Exercise brief ▸ Looking at the listing, state how many of its lines contain the string "bezpieczeństwa". Write only the number.

Data listing
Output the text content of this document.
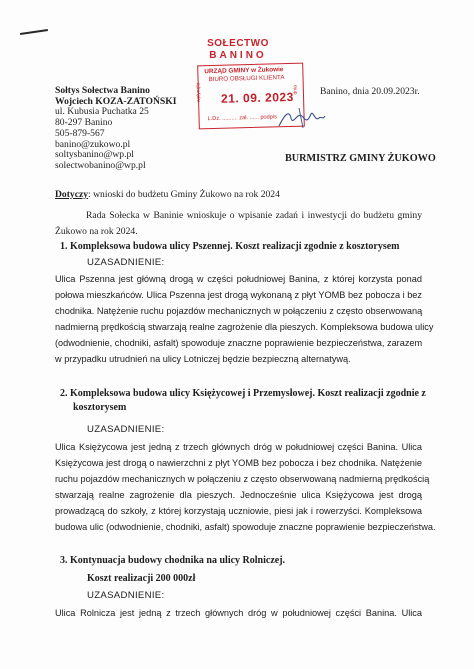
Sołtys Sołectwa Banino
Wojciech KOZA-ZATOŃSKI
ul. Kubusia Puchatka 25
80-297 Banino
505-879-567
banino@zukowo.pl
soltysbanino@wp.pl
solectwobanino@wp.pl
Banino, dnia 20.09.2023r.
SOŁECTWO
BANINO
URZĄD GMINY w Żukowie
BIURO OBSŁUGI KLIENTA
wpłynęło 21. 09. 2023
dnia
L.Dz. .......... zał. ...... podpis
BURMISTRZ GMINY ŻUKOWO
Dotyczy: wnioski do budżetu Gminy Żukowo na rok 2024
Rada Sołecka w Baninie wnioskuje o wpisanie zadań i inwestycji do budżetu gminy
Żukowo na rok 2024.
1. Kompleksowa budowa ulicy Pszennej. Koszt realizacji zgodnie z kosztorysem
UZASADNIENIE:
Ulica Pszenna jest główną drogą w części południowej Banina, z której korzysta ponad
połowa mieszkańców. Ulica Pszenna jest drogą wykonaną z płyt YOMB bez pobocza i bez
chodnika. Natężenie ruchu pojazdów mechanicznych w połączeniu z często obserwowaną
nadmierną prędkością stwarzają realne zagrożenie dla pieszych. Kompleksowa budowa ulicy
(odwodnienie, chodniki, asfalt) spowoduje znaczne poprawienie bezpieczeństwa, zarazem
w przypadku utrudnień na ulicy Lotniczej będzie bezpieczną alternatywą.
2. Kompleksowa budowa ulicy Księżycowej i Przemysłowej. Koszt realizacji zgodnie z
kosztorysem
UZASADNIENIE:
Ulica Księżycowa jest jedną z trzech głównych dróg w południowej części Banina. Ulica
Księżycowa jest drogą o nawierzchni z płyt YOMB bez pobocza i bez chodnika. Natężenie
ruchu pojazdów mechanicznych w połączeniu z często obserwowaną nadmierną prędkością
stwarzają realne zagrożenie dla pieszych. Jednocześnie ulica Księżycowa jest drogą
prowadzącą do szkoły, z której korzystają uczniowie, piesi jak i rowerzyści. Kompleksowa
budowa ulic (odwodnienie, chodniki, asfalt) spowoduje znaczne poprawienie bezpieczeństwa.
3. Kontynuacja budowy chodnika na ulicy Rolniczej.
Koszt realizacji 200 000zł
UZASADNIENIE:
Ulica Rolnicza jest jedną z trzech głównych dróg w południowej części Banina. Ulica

--

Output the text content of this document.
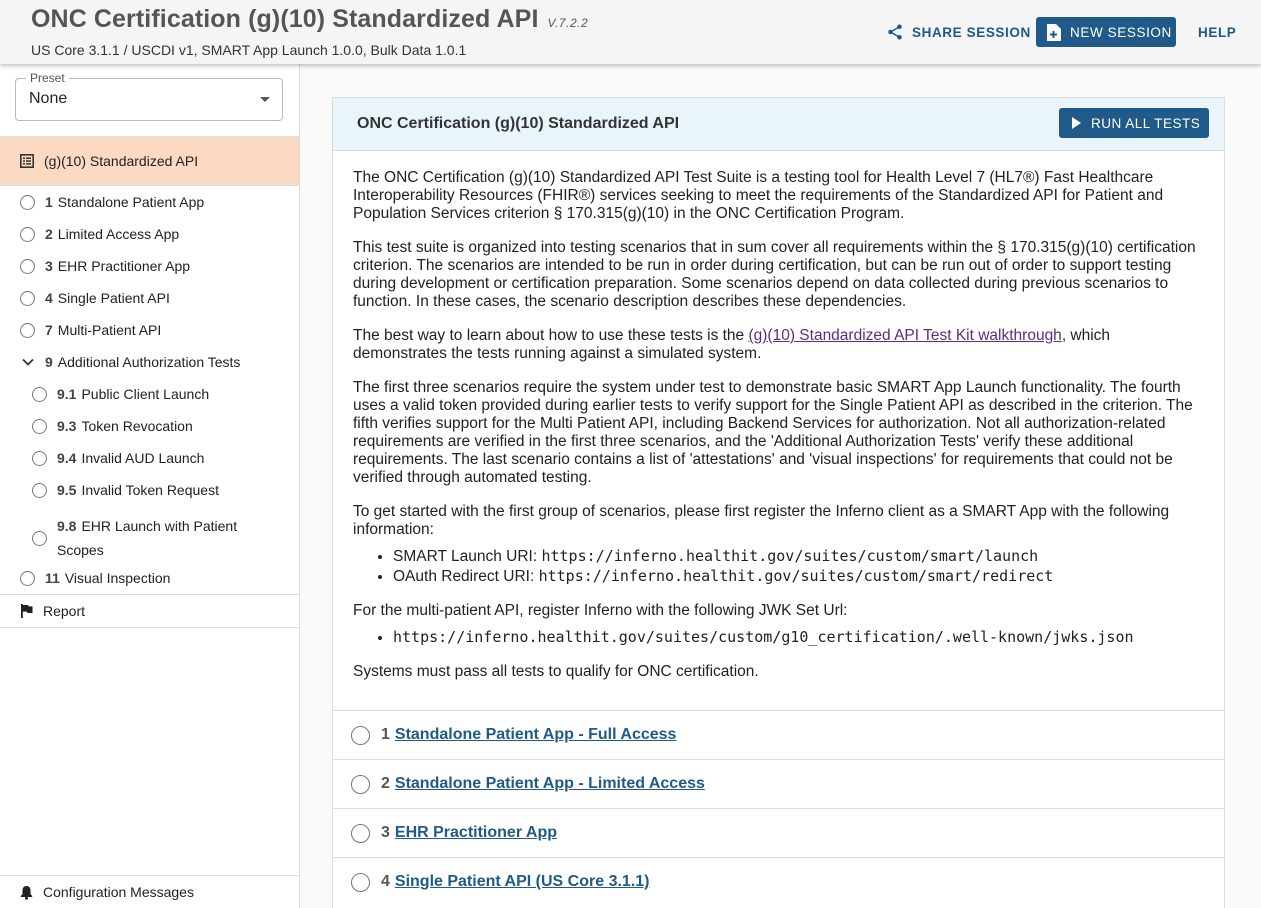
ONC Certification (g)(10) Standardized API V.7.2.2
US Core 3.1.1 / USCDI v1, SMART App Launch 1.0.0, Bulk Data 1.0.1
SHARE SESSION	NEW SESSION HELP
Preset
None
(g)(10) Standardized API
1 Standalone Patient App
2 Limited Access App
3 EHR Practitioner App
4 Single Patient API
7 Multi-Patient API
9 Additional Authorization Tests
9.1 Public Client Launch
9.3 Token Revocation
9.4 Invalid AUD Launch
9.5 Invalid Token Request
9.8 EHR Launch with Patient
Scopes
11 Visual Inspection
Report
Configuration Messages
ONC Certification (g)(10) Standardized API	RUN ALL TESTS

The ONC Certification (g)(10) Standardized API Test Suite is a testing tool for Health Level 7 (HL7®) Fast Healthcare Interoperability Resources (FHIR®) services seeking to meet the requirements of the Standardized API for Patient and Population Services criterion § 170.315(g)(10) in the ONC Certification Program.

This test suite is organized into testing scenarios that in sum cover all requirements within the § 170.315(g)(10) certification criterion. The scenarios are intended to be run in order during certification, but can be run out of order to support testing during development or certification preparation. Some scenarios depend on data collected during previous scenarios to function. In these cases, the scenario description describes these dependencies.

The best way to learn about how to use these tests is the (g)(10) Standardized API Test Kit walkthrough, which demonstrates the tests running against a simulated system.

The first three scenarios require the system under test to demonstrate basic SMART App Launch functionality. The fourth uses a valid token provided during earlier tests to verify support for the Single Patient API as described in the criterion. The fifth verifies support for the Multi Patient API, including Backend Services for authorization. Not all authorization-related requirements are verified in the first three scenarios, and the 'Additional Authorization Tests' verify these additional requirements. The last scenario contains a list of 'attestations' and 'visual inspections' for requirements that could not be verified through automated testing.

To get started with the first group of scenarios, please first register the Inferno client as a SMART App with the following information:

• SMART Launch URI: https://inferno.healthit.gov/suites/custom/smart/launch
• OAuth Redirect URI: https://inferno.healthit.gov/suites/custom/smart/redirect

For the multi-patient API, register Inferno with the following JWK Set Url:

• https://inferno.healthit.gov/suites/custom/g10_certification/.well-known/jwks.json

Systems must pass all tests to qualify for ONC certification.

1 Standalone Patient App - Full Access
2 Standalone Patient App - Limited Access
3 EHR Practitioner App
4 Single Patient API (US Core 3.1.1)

Result ▸ 2